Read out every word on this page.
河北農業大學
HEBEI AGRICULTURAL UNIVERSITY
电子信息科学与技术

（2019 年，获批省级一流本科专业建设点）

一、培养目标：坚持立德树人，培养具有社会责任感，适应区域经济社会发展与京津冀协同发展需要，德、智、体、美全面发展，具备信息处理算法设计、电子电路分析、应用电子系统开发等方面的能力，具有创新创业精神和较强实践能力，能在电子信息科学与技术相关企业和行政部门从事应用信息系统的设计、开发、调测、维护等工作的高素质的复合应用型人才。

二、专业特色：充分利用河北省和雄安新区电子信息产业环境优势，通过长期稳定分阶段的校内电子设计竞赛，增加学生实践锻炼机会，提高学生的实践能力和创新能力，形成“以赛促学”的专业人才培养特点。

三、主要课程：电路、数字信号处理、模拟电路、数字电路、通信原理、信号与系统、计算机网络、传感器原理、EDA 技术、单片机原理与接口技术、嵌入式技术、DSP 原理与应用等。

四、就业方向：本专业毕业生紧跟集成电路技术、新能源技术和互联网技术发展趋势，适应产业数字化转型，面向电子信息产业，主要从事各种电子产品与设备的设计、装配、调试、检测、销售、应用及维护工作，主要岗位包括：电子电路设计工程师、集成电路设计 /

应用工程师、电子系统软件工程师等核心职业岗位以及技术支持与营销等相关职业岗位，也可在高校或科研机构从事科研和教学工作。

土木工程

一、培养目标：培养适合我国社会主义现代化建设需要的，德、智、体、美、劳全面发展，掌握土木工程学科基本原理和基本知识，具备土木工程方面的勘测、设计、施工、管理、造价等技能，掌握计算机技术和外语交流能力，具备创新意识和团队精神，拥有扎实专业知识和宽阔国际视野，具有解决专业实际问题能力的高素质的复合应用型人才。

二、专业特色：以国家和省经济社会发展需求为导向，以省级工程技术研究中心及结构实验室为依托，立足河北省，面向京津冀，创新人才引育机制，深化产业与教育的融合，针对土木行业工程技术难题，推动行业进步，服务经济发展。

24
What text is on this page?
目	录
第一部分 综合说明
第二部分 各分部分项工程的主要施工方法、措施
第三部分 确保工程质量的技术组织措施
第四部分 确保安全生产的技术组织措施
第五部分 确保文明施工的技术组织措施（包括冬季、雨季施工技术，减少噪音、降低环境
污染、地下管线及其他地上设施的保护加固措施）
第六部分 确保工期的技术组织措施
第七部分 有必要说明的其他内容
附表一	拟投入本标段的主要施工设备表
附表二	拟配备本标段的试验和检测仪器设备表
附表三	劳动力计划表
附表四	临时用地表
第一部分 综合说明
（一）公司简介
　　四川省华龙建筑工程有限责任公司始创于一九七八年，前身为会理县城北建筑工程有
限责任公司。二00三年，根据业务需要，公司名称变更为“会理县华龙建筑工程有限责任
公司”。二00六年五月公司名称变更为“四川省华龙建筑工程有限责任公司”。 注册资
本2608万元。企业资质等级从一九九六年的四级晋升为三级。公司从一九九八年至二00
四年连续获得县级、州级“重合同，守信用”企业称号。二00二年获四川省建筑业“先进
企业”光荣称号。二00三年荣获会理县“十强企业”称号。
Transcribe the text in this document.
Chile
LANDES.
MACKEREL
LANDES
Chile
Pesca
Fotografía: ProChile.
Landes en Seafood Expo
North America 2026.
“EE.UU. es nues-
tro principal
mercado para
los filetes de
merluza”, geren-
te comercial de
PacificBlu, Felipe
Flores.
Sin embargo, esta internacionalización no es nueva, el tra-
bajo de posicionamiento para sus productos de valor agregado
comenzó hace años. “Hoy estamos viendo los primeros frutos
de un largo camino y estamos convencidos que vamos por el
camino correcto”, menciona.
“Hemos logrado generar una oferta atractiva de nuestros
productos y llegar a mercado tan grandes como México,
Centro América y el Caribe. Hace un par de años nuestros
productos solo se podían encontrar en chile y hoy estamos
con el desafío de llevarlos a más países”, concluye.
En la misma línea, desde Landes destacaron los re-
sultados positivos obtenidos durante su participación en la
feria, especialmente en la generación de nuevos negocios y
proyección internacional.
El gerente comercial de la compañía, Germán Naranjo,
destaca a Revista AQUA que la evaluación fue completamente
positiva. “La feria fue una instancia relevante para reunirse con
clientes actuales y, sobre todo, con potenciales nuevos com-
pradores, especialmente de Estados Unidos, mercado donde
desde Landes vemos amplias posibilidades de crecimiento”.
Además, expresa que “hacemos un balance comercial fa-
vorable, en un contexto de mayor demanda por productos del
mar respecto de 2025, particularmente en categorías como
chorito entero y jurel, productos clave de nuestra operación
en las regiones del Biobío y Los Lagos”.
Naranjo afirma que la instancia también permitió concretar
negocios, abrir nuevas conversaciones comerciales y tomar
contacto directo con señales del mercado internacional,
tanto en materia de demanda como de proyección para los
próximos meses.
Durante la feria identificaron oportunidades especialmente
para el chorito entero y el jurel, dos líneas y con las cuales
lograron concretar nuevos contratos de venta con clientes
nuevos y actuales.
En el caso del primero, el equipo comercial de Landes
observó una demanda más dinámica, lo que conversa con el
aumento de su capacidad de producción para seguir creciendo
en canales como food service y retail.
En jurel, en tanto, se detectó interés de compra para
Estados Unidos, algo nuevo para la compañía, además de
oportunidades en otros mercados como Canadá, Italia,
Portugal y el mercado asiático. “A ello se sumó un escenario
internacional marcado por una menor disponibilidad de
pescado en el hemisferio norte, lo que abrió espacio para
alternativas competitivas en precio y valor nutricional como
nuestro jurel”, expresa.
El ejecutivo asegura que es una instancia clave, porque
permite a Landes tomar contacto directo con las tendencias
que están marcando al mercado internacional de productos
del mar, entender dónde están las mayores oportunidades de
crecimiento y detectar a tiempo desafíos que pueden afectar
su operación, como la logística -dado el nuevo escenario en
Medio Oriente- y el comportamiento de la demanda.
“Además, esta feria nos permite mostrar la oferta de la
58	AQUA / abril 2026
--- --- ---
DIRECTION:
Your reply is one number: how many lines of the records above contain the word "especialmente".

THE RESULT:
3